▶ _EXERCISE DIRECTIONS_: Write out the listing below without alteration, omitting its pictures.
— Start —
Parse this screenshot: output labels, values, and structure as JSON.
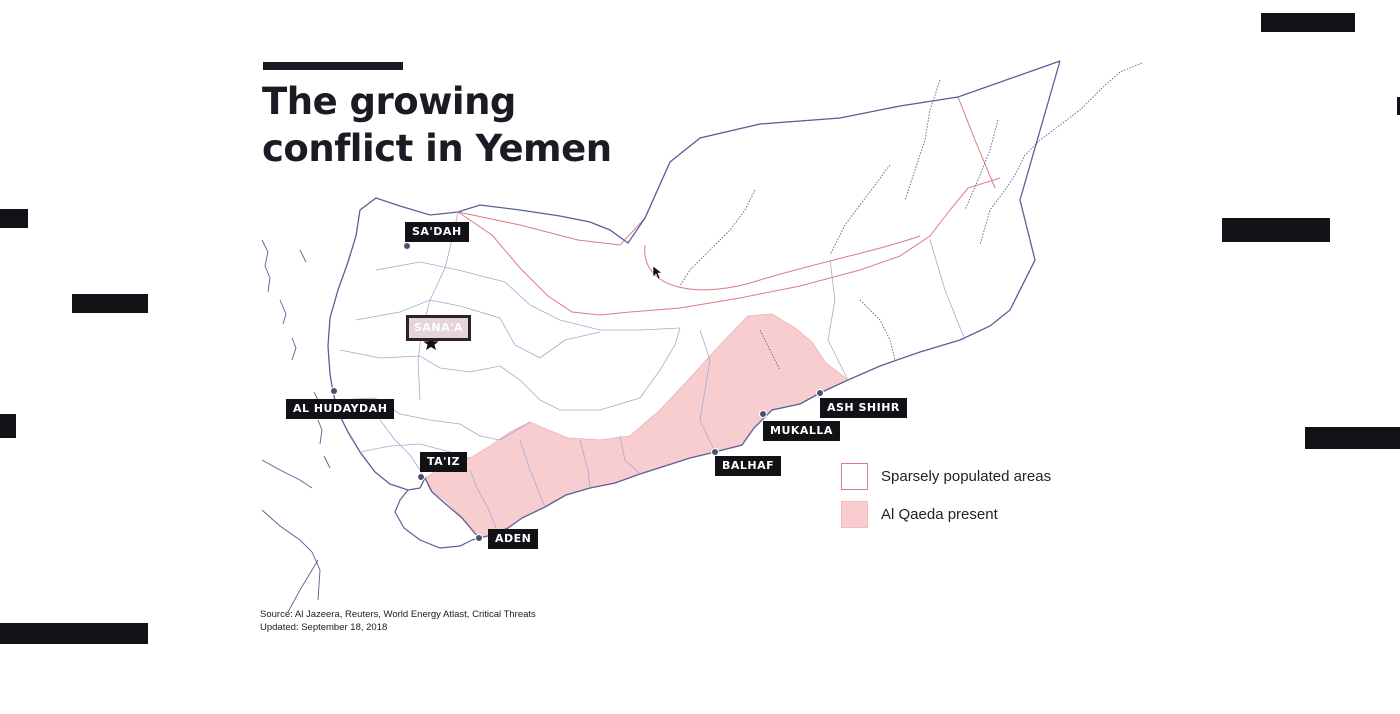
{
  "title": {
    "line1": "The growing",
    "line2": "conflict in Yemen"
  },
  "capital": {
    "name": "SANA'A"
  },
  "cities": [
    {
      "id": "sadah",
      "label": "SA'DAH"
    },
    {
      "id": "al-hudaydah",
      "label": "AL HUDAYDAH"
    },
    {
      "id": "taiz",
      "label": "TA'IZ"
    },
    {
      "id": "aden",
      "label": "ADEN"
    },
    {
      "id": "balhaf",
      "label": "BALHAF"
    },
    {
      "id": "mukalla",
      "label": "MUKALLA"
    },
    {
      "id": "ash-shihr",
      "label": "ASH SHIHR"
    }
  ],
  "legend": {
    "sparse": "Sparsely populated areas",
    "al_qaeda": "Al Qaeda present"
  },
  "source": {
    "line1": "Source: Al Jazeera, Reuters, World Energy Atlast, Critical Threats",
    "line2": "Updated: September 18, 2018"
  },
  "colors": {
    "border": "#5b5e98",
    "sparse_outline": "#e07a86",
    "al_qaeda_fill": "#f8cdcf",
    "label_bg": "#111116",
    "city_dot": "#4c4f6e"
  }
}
— End —
▶ _RESPONSE TO THIS TASK_:
Parse this screenshot: output labels, values, and structure as JSON.
{
  "title": {
    "line1": "The growing",
    "line2": "conflict in Yemen"
  },
  "capital": {
    "name": "SANA'A"
  },
  "cities": [
    {
      "id": "sadah",
      "label": "SA'DAH"
    },
    {
      "id": "al-hudaydah",
      "label": "AL HUDAYDAH"
    },
    {
      "id": "taiz",
      "label": "TA'IZ"
    },
    {
      "id": "aden",
      "label": "ADEN"
    },
    {
      "id": "balhaf",
      "label": "BALHAF"
    },
    {
      "id": "mukalla",
      "label": "MUKALLA"
    },
    {
      "id": "ash-shihr",
      "label": "ASH SHIHR"
    }
  ],
  "legend": {
    "sparse": "Sparsely populated areas",
    "al_qaeda": "Al Qaeda present"
  },
  "source": {
    "line1": "Source: Al Jazeera, Reuters, World Energy Atlast, Critical Threats",
    "line2": "Updated: September 18, 2018"
  },
  "colors": {
    "border": "#5b5e98",
    "sparse_outline": "#e07a86",
    "al_qaeda_fill": "#f8cdcf",
    "label_bg": "#111116",
    "city_dot": "#4c4f6e"
  }
}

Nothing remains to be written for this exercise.